Pull out from the material below all lines with "balcony".

####################

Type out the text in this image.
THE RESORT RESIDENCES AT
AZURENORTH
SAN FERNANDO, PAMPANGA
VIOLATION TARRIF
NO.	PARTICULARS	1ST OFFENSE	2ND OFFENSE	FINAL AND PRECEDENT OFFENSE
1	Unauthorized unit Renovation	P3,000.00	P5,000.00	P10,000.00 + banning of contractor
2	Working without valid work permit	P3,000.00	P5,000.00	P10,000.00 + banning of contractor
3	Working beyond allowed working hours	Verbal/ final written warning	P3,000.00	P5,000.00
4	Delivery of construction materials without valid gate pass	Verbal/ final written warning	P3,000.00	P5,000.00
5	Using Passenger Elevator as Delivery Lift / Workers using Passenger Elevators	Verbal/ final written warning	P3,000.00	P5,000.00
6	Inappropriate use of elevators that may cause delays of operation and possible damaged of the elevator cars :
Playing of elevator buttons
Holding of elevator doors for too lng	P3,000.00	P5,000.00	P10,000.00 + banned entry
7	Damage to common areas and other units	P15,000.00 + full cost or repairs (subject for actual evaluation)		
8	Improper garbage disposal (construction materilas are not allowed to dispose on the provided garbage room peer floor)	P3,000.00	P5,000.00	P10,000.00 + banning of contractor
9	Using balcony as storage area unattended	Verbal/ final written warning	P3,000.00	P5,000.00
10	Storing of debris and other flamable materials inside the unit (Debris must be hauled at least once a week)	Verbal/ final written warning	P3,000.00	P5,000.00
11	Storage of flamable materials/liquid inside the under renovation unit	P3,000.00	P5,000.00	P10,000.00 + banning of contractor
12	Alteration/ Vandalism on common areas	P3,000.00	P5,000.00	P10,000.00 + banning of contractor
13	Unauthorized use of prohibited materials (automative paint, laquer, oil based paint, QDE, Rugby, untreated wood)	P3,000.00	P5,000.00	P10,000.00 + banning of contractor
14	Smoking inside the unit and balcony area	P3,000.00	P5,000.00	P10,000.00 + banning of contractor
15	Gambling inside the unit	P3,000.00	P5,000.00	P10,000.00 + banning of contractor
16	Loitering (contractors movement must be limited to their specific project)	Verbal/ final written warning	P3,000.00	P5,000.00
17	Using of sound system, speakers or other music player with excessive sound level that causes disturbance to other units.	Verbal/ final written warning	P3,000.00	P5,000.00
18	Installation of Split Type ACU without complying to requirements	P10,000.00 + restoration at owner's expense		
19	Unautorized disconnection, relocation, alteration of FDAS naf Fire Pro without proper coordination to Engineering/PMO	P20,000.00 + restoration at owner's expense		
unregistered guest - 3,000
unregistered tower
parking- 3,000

####################

# Final result
9	Using balcony as storage area unattended	Verbal/ final written warning	P3,000.00	P5,000.00
14	Smoking inside the unit and balcony area	P3,000.00	P5,000.00	P10,000.00 + banning of contractor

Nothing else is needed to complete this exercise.